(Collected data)
○ ○ ○ ○ ○ ○ ○
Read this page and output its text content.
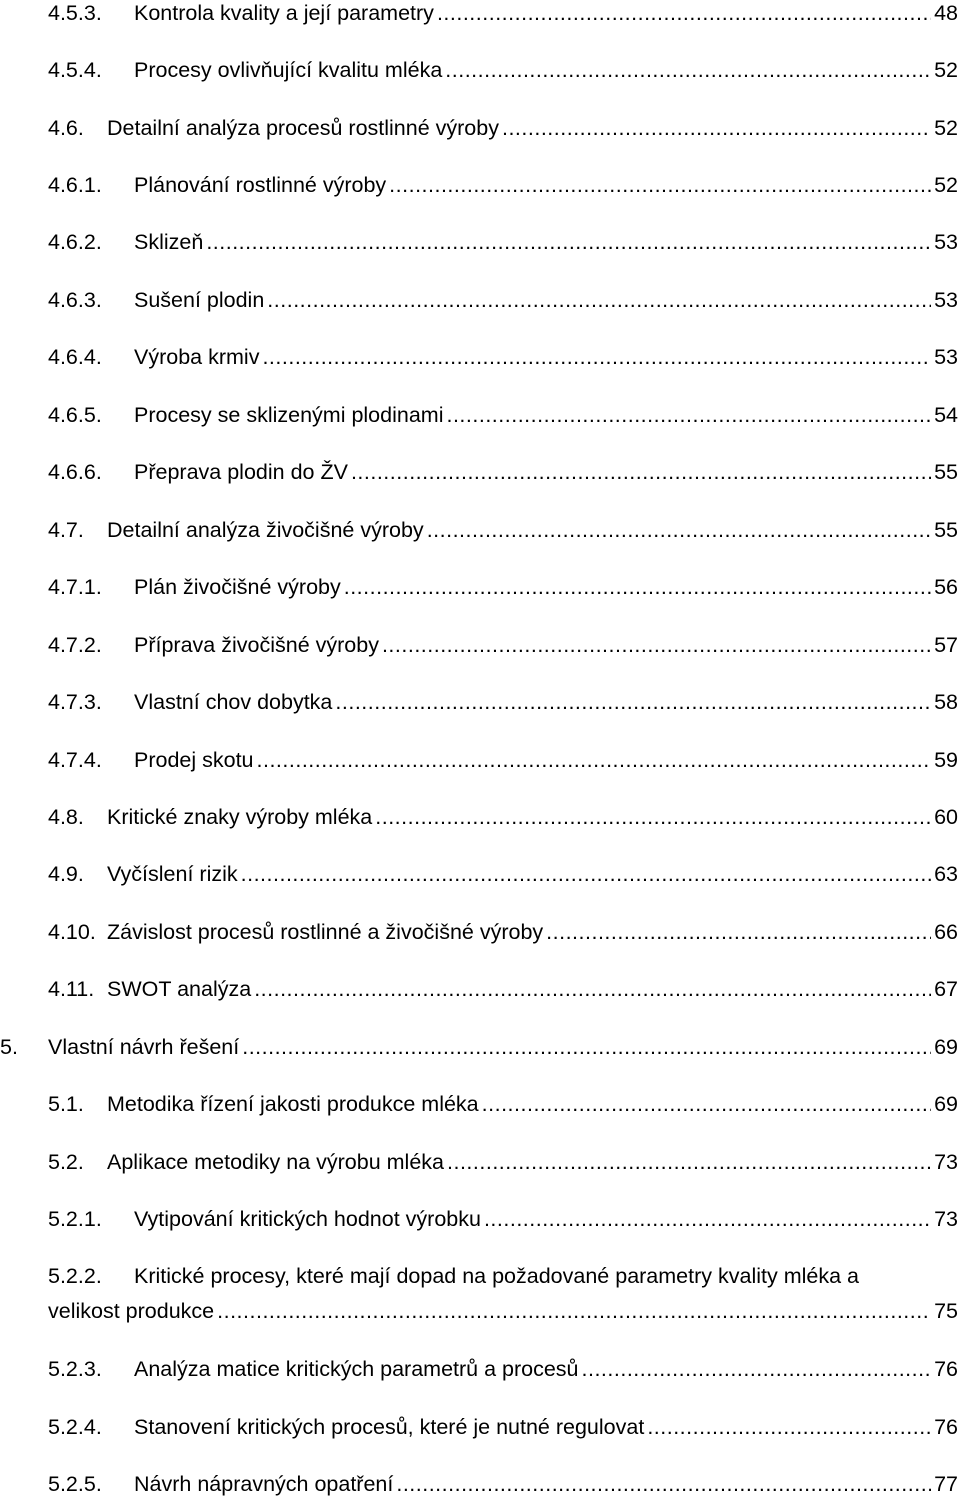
4.5.3. Kontrola kvality a její parametry .....	48
4.5.4. Procesy ovlivňující kvalitu mléka .....	52
4.6. Detailní analýza procesů rostlinné výroby .....	52
4.6.1. Plánování rostlinné výroby .....	52
4.6.2. Sklizeň .....	53
4.6.3. Sušení plodin .....	53
4.6.4. Výroba krmiv .....	53
4.6.5. Procesy se sklizenými plodinami .....	54
4.6.6. Přeprava plodin do ŽV .....	55
4.7. Detailní analýza živočišné výroby .....	55
4.7.1. Plán živočišné výroby .....	56
4.7.2. Příprava živočišné výroby .....	57
4.7.3. Vlastní chov dobytka .....	58
4.7.4. Prodej skotu .....	59
4.8. Kritické znaky výroby mléka .....	60
4.9. Vyčíslení rizik .....	63
4.10. Závislost procesů rostlinné a živočišné výroby .....	66
4.11. SWOT analýza .....	67
5. Vlastní návrh řešení .....	69
5.1. Metodika řízení jakosti produkce mléka .....	69
5.2. Aplikace metodiky na výrobu mléka .....	73
5.2.1. Vytipování kritických hodnot výrobku .....	73
5.2.2. Kritické procesy, které mají dopad na požadované parametry kvality mléka a
velikost produkce .....	75
5.2.3. Analýza matice kritických parametrů a procesů .....	76
5.2.4. Stanovení kritických procesů, které je nutné regulovat .....	76
5.2.5. Návrh nápravných opatření .....	77
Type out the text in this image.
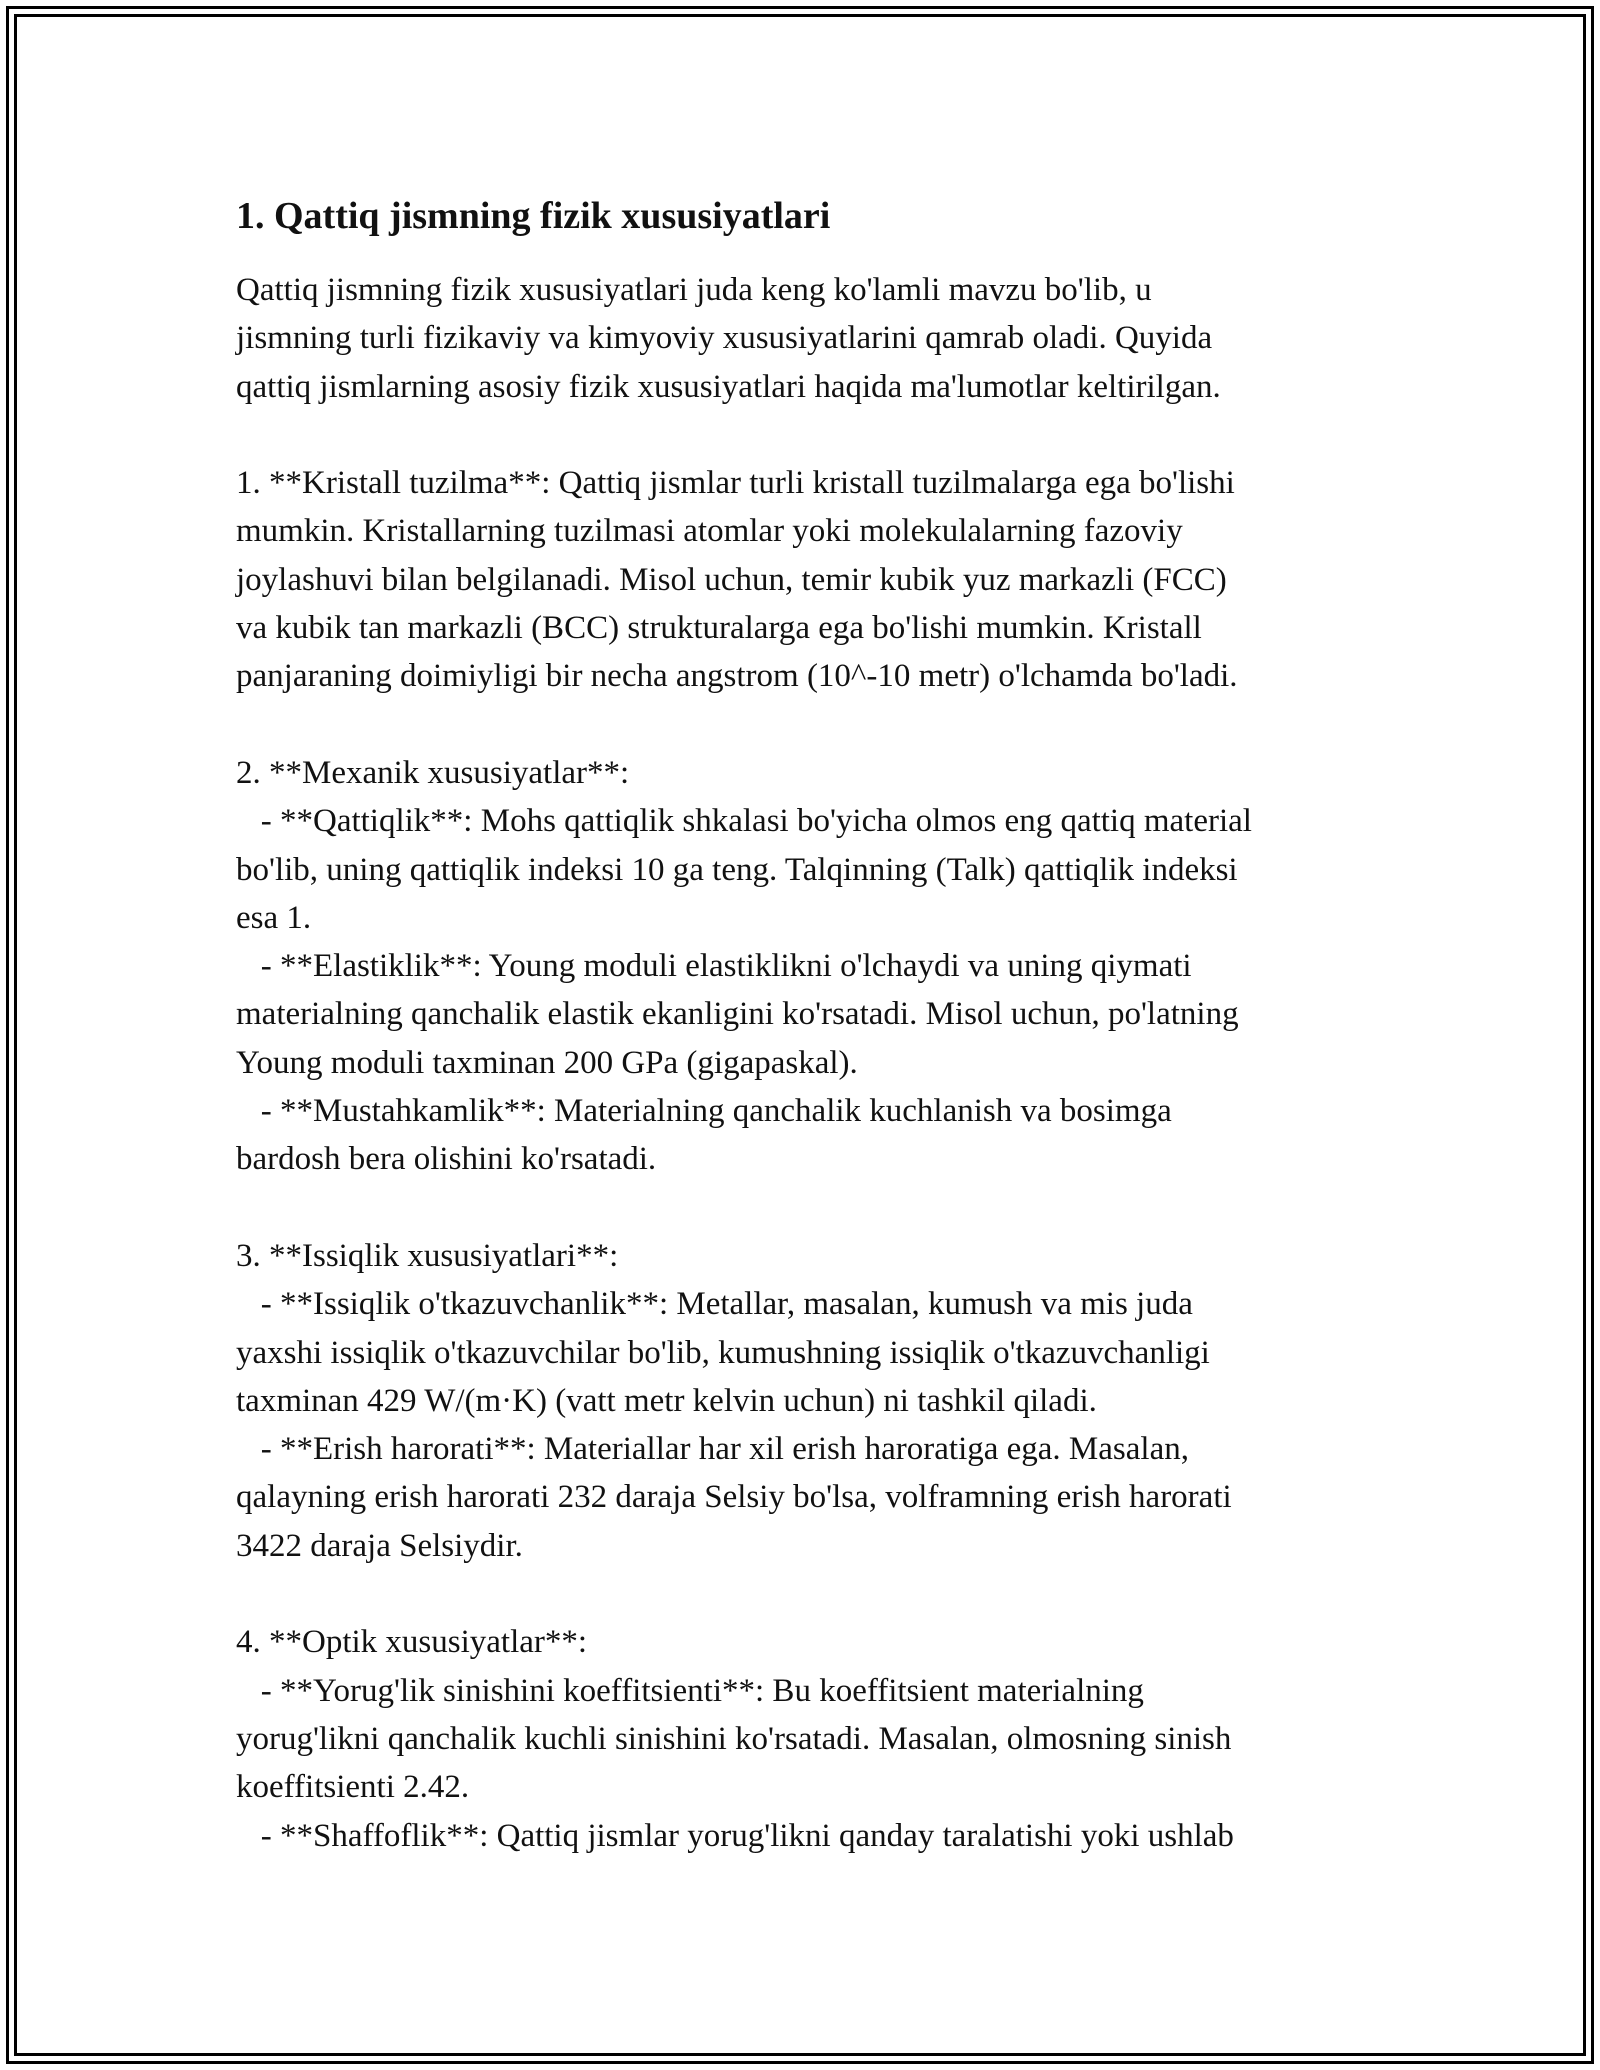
1. Qattiq jismning fizik xususiyatlari

Qattiq jismning fizik xususiyatlari juda keng ko'lamli mavzu bo'lib, u
jismning turli fizikaviy va kimyoviy xususiyatlarini qamrab oladi. Quyida
qattiq jismlarning asosiy fizik xususiyatlari haqida ma'lumotlar keltirilgan.

1. **Kristall tuzilma**: Qattiq jismlar turli kristall tuzilmalarga ega bo'lishi
mumkin. Kristallarning tuzilmasi atomlar yoki molekulalarning fazoviy
joylashuvi bilan belgilanadi. Misol uchun, temir kubik yuz markazli (FCC)
va kubik tan markazli (BCC) strukturalarga ega bo'lishi mumkin. Kristall
panjaraning doimiyligi bir necha angstrom (10^-10 metr) o'lchamda bo'ladi.

2. **Mexanik xususiyatlar**:
- **Qattiqlik**: Mohs qattiqlik shkalasi bo'yicha olmos eng qattiq material
bo'lib, uning qattiqlik indeksi 10 ga teng. Talqinning (Talk) qattiqlik indeksi
esa 1.
- **Elastiklik**: Young moduli elastiklikni o'lchaydi va uning qiymati
materialning qanchalik elastik ekanligini ko'rsatadi. Misol uchun, po'latning
Young moduli taxminan 200 GPa (gigapaskal).
- **Mustahkamlik**: Materialning qanchalik kuchlanish va bosimga
bardosh bera olishini ko'rsatadi.

3. **Issiqlik xususiyatlari**:
- **Issiqlik o'tkazuvchanlik**: Metallar, masalan, kumush va mis juda
yaxshi issiqlik o'tkazuvchilar bo'lib, kumushning issiqlik o'tkazuvchanligi
taxminan 429 W/(m·K) (vatt metr kelvin uchun) ni tashkil qiladi.
- **Erish harorati**: Materiallar har xil erish haroratiga ega. Masalan,
qalayning erish harorati 232 daraja Selsiy bo'lsa, volframning erish harorati
3422 daraja Selsiydir.

4. **Optik xususiyatlar**:
- **Yorug'lik sinishini koeffitsienti**: Bu koeffitsient materialning
yorug'likni qanchalik kuchli sinishini ko'rsatadi. Masalan, olmosning sinish
koeffitsienti 2.42.
- **Shaffoflik**: Qattiq jismlar yorug'likni qanday taralatishi yoki ushlab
○ ○ ○ ○ ○ ○ ○
Will you set down the records word for word while leaving out every picture?

Answer to this task:
Read this page and output its text content.
4.5.3. Kontrola kvality a její parametry .....	48
4.5.4. Procesy ovlivňující kvalitu mléka .....	52
4.6. Detailní analýza procesů rostlinné výroby .....	52
4.6.1. Plánování rostlinné výroby .....	52
4.6.2. Sklizeň .....	53
4.6.3. Sušení plodin .....	53
4.6.4. Výroba krmiv .....	53
4.6.5. Procesy se sklizenými plodinami .....	54
4.6.6. Přeprava plodin do ŽV .....	55
4.7. Detailní analýza živočišné výroby .....	55
4.7.1. Plán živočišné výroby .....	56
4.7.2. Příprava živočišné výroby .....	57
4.7.3. Vlastní chov dobytka .....	58
4.7.4. Prodej skotu .....	59
4.8. Kritické znaky výroby mléka .....	60
4.9. Vyčíslení rizik .....	63
4.10. Závislost procesů rostlinné a živočišné výroby .....	66
4.11. SWOT analýza .....	67
5. Vlastní návrh řešení .....	69
5.1. Metodika řízení jakosti produkce mléka .....	69
5.2. Aplikace metodiky na výrobu mléka .....	73
5.2.1. Vytipování kritických hodnot výrobku .....	73
5.2.2. Kritické procesy, které mají dopad na požadované parametry kvality mléka a
velikost produkce .....	75
5.2.3. Analýza matice kritických parametrů a procesů .....	76
5.2.4. Stanovení kritických procesů, které je nutné regulovat .....	76
5.2.5. Návrh nápravných opatření .....	77
Type out the text in this image.
1. Qattiq jismning fizik xususiyatlari

Qattiq jismning fizik xususiyatlari juda keng ko'lamli mavzu bo'lib, u
jismning turli fizikaviy va kimyoviy xususiyatlarini qamrab oladi. Quyida
qattiq jismlarning asosiy fizik xususiyatlari haqida ma'lumotlar keltirilgan.

1. **Kristall tuzilma**: Qattiq jismlar turli kristall tuzilmalarga ega bo'lishi
mumkin. Kristallarning tuzilmasi atomlar yoki molekulalarning fazoviy
joylashuvi bilan belgilanadi. Misol uchun, temir kubik yuz markazli (FCC)
va kubik tan markazli (BCC) strukturalarga ega bo'lishi mumkin. Kristall
panjaraning doimiyligi bir necha angstrom (10^-10 metr) o'lchamda bo'ladi.

2. **Mexanik xususiyatlar**:
- **Qattiqlik**: Mohs qattiqlik shkalasi bo'yicha olmos eng qattiq material
bo'lib, uning qattiqlik indeksi 10 ga teng. Talqinning (Talk) qattiqlik indeksi
esa 1.
- **Elastiklik**: Young moduli elastiklikni o'lchaydi va uning qiymati
materialning qanchalik elastik ekanligini ko'rsatadi. Misol uchun, po'latning
Young moduli taxminan 200 GPa (gigapaskal).
- **Mustahkamlik**: Materialning qanchalik kuchlanish va bosimga
bardosh bera olishini ko'rsatadi.

3. **Issiqlik xususiyatlari**:
- **Issiqlik o'tkazuvchanlik**: Metallar, masalan, kumush va mis juda
yaxshi issiqlik o'tkazuvchilar bo'lib, kumushning issiqlik o'tkazuvchanligi
taxminan 429 W/(m·K) (vatt metr kelvin uchun) ni tashkil qiladi.
- **Erish harorati**: Materiallar har xil erish haroratiga ega. Masalan,
qalayning erish harorati 232 daraja Selsiy bo'lsa, volframning erish harorati
3422 daraja Selsiydir.

4. **Optik xususiyatlar**:
- **Yorug'lik sinishini koeffitsienti**: Bu koeffitsient materialning
yorug'likni qanchalik kuchli sinishini ko'rsatadi. Masalan, olmosning sinish
koeffitsienti 2.42.
- **Shaffoflik**: Qattiq jismlar yorug'likni qanday taralatishi yoki ushlab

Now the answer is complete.